Reply with one number only: the count of lines below that contain the word "Родиной".
__________
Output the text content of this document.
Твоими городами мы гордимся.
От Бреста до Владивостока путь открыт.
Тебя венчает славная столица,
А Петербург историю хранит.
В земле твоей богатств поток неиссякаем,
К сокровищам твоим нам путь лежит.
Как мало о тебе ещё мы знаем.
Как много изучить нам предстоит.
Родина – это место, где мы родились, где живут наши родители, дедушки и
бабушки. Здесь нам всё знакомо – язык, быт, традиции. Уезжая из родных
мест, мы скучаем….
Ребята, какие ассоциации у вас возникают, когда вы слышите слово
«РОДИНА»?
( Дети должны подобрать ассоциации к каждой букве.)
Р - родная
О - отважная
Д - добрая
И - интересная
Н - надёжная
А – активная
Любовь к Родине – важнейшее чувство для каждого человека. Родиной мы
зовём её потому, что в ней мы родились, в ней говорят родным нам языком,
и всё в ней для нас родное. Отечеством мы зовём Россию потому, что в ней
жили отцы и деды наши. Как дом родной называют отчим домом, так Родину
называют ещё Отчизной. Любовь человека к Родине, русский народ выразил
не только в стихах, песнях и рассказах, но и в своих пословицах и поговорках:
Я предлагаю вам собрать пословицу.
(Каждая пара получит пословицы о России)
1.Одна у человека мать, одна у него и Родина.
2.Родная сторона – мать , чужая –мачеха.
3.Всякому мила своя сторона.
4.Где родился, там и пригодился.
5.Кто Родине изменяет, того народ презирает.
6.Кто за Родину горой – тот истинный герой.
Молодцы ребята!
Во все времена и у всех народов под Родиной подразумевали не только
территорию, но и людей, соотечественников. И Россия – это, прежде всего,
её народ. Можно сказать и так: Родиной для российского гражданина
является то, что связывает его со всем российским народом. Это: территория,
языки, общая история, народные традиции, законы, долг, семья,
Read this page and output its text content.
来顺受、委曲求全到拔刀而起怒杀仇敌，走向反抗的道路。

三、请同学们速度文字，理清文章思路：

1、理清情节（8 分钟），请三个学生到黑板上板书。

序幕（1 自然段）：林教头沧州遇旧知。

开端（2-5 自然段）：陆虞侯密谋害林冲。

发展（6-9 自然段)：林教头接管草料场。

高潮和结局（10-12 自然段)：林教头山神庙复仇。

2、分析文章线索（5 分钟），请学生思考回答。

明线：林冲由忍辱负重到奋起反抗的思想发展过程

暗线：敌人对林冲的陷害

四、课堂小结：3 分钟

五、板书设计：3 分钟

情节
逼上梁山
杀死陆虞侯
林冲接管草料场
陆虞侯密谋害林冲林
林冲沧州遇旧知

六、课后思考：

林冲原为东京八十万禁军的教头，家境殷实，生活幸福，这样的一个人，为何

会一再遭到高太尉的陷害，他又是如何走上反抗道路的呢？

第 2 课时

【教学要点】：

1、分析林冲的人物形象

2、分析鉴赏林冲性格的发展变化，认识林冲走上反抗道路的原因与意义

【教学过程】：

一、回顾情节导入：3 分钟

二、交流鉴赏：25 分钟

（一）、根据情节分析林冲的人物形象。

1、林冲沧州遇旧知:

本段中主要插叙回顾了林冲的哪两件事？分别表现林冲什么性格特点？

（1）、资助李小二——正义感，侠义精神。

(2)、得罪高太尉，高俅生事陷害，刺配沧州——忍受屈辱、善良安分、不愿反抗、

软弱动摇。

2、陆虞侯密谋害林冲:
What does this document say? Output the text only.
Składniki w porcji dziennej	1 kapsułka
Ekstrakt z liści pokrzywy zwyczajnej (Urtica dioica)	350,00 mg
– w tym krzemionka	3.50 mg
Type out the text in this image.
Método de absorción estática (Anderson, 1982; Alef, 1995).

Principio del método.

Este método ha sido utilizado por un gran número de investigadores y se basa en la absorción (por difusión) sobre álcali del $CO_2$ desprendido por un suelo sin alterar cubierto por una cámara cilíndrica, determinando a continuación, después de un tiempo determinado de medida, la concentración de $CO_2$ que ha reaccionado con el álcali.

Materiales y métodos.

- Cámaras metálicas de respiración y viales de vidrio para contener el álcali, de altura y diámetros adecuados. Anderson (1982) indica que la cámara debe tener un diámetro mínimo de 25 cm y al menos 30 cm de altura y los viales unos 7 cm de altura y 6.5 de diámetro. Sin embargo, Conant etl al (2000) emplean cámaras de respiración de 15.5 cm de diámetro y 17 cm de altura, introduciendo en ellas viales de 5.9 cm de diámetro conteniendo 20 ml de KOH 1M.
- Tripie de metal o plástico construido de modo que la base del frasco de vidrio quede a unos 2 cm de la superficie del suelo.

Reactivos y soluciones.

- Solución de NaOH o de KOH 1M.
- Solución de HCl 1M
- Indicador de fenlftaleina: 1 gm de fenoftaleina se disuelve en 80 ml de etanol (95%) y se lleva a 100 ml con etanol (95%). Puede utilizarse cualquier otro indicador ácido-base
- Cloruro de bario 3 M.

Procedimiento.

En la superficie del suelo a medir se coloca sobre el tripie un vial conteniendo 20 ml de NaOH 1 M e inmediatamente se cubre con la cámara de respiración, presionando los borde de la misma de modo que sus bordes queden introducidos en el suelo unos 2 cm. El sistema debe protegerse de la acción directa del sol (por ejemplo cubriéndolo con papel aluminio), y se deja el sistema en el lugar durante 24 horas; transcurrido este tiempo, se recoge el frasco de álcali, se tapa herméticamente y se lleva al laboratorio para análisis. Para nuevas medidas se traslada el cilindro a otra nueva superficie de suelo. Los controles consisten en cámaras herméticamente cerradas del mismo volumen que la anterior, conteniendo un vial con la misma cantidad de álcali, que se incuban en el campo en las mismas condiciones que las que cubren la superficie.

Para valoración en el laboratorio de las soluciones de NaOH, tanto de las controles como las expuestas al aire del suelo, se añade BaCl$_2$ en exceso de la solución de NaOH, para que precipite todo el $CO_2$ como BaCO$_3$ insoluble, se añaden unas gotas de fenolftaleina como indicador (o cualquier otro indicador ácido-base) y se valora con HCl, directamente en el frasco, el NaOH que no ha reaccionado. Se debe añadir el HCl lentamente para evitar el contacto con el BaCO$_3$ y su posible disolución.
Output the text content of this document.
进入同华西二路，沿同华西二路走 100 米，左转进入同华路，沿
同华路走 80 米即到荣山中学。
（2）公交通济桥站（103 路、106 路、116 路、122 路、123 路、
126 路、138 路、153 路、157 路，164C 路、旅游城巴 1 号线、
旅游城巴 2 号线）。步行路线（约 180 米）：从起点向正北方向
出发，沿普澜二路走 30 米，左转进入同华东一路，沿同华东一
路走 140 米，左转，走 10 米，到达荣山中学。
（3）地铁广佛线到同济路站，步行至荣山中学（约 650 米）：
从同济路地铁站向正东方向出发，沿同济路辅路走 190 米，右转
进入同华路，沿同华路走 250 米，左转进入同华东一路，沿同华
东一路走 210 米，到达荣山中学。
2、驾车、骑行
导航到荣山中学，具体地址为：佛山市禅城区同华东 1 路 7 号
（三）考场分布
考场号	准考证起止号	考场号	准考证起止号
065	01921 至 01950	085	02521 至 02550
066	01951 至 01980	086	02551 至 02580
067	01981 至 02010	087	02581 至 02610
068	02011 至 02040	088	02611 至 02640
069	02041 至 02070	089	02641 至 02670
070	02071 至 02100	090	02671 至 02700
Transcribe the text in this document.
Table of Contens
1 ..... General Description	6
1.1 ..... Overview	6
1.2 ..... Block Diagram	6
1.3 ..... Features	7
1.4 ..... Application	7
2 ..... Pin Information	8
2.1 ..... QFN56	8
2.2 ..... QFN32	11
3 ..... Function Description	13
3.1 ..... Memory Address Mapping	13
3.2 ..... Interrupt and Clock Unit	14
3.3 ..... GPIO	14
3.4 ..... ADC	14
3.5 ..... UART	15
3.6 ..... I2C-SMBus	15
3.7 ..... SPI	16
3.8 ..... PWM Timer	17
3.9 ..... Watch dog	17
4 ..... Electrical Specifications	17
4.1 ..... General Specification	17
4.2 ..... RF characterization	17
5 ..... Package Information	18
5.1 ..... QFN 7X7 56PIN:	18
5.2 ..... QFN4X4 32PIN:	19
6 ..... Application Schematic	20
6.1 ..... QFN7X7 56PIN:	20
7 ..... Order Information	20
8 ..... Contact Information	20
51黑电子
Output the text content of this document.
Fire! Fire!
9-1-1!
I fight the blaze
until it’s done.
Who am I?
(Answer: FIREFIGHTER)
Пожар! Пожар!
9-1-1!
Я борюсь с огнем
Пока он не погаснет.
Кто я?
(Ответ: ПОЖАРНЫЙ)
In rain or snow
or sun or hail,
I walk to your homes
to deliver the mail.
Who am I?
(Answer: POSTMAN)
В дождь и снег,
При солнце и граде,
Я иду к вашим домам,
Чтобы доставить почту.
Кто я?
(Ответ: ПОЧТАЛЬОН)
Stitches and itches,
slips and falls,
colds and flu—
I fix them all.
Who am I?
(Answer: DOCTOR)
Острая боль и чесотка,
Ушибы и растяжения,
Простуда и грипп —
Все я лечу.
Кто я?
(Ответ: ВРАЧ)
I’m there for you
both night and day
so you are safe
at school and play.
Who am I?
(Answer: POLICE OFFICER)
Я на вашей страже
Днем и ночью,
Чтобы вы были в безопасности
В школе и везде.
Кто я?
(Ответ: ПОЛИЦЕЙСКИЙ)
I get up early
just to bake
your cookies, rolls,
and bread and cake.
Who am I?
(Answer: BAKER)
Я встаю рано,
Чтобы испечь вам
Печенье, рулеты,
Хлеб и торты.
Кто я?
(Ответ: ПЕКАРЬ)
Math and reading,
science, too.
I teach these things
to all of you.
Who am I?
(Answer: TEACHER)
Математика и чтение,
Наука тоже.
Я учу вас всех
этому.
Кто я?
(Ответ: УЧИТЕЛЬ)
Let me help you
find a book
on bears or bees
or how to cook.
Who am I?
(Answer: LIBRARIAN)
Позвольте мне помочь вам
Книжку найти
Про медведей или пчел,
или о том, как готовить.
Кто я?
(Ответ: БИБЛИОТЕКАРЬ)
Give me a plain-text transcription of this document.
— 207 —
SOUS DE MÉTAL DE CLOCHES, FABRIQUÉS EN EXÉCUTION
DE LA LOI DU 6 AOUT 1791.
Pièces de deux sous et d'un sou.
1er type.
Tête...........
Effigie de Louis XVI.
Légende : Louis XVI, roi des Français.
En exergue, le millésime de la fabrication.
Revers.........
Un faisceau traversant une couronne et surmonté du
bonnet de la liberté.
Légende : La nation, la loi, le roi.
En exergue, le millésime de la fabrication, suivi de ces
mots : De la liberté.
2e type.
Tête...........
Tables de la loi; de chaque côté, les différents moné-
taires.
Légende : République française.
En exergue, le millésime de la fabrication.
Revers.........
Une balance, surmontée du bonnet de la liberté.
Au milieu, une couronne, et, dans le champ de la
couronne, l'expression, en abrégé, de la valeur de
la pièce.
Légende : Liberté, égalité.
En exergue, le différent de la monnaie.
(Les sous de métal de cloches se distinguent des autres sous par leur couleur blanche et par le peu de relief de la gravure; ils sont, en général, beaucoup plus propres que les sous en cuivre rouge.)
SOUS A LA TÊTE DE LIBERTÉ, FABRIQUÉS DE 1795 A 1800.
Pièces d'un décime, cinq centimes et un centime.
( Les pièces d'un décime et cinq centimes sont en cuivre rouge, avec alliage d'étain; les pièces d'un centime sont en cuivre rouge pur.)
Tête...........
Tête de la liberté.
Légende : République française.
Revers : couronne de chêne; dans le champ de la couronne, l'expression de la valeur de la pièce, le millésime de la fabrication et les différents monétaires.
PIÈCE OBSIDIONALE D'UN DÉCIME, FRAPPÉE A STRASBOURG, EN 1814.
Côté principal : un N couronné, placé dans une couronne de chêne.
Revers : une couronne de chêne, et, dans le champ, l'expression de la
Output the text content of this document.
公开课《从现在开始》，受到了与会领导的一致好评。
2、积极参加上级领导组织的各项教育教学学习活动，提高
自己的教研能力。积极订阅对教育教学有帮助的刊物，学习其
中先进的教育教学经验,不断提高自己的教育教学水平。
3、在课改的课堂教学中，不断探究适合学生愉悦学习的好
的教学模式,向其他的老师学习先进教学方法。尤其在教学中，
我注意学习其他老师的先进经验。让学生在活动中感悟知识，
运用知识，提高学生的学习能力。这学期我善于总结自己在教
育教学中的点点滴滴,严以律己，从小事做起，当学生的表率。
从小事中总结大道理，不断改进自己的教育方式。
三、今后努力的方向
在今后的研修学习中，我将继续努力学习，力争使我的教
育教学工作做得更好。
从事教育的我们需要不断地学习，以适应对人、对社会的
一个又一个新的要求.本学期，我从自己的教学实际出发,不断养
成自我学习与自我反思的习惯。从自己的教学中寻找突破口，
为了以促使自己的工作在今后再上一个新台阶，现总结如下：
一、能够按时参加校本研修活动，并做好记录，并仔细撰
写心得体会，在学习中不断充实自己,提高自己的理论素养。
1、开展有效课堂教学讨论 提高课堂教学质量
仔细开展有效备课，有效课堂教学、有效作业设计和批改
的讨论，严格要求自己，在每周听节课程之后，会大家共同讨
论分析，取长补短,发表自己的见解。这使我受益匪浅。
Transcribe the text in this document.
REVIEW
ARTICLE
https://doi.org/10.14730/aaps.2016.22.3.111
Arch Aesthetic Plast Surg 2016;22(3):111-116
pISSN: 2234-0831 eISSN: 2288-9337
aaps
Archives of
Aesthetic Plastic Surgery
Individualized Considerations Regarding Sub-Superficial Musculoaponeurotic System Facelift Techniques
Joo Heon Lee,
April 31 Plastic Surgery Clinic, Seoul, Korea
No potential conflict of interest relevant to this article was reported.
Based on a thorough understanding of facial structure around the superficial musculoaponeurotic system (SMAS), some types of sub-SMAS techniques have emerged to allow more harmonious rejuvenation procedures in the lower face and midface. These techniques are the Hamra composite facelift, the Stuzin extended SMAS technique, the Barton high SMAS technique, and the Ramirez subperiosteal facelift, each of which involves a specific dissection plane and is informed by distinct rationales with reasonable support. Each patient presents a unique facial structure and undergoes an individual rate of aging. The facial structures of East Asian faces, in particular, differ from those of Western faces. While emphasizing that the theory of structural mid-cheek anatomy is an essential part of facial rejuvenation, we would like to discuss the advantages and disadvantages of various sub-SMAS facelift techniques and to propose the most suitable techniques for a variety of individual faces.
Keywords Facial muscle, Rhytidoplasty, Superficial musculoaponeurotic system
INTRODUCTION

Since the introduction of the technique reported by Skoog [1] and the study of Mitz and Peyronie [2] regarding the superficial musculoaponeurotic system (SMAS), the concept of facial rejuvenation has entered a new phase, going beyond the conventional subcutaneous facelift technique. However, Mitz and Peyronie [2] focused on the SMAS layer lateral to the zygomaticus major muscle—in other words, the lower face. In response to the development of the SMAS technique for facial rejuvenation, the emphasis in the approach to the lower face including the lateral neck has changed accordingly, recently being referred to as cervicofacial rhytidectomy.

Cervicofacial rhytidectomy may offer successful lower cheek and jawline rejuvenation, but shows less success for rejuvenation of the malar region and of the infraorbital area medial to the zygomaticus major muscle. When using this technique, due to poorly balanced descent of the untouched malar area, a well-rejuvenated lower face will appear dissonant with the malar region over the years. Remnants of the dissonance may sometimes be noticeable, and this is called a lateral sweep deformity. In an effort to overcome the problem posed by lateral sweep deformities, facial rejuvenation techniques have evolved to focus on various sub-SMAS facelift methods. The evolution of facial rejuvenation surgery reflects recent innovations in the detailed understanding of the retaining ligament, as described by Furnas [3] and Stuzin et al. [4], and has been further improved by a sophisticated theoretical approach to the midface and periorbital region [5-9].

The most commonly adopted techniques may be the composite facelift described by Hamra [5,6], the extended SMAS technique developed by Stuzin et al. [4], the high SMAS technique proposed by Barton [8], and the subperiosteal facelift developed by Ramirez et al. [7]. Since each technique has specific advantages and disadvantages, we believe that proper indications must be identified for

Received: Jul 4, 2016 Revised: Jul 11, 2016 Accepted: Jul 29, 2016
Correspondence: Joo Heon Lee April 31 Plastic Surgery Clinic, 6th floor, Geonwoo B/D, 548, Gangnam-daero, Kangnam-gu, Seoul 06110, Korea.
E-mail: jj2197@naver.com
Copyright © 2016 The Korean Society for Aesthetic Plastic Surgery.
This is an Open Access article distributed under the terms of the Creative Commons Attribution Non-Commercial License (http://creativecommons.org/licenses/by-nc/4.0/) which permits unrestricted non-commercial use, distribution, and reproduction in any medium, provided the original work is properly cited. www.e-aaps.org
__________
*Response below*. 3